Layout records
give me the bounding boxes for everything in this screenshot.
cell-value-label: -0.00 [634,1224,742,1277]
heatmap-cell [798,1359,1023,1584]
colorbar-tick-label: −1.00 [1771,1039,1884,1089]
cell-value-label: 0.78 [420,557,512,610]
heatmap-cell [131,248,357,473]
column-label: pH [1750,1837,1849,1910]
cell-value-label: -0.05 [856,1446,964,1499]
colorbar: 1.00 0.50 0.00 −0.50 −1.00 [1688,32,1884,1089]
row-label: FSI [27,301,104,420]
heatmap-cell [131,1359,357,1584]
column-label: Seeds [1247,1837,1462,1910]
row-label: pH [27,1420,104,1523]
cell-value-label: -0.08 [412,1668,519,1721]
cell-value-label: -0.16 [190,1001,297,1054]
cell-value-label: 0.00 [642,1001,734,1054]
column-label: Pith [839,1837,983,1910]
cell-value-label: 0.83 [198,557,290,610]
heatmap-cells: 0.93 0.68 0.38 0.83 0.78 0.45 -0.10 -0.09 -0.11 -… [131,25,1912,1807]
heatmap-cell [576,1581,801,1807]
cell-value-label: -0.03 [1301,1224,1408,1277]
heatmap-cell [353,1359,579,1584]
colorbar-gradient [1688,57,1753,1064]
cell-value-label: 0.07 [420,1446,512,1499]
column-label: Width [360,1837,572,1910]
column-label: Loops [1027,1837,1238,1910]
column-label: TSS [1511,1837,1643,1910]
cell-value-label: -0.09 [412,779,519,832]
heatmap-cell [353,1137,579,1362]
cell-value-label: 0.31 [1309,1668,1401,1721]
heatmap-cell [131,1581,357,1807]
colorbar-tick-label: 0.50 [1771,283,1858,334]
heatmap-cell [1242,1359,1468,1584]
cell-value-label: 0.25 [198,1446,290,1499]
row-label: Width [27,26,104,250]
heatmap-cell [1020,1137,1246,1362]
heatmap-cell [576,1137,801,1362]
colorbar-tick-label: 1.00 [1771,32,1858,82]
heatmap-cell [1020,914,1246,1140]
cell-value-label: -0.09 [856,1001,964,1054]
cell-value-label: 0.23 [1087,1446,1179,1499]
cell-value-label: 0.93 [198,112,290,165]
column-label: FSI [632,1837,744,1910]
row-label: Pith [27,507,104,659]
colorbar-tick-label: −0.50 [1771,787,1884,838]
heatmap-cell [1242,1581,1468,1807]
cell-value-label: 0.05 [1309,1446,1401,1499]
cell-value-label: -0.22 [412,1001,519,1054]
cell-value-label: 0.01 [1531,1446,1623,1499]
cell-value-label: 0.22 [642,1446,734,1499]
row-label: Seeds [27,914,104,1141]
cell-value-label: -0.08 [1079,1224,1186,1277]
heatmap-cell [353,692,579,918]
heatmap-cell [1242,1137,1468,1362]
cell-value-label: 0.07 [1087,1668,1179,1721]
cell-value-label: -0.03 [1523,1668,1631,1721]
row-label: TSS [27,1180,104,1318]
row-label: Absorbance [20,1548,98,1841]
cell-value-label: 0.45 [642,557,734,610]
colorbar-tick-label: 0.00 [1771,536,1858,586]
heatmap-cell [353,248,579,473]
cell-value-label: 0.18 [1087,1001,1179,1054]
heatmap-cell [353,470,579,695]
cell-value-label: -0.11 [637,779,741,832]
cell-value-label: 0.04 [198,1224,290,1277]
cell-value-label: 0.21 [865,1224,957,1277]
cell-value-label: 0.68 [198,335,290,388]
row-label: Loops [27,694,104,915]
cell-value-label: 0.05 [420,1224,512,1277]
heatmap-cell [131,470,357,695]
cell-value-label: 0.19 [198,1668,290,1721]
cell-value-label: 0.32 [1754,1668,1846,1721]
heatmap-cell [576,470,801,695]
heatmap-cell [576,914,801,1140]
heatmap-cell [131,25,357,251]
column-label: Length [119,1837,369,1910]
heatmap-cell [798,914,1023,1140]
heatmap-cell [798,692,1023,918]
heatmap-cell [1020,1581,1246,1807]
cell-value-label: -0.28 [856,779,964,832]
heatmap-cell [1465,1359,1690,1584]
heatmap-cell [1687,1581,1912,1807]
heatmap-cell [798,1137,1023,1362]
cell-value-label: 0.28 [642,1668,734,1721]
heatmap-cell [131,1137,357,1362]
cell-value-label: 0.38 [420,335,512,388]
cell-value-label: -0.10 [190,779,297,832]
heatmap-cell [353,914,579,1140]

**Objective:** Rewrite the lines from the first one through the line containing "column-label: Pith [839,1837,983,1910]", switching each "column-label" to "x-axis-label" and leaving everything else as it is.

**In response:**
give me the bounding boxes for everything in this screenshot.
cell-value-label: -0.00 [634,1224,742,1277]
heatmap-cell [798,1359,1023,1584]
colorbar-tick-label: −1.00 [1771,1039,1884,1089]
cell-value-label: 0.78 [420,557,512,610]
heatmap-cell [131,248,357,473]
x-axis-label: pH [1750,1837,1849,1910]
cell-value-label: -0.05 [856,1446,964,1499]
colorbar: 1.00 0.50 0.00 −0.50 −1.00 [1688,32,1884,1089]
row-label: FSI [27,301,104,420]
heatmap-cell [131,1359,357,1584]
x-axis-label: Seeds [1247,1837,1462,1910]
row-label: pH [27,1420,104,1523]
cell-value-label: -0.08 [412,1668,519,1721]
cell-value-label: -0.16 [190,1001,297,1054]
cell-value-label: 0.00 [642,1001,734,1054]
x-axis-label: Pith [839,1837,983,1910]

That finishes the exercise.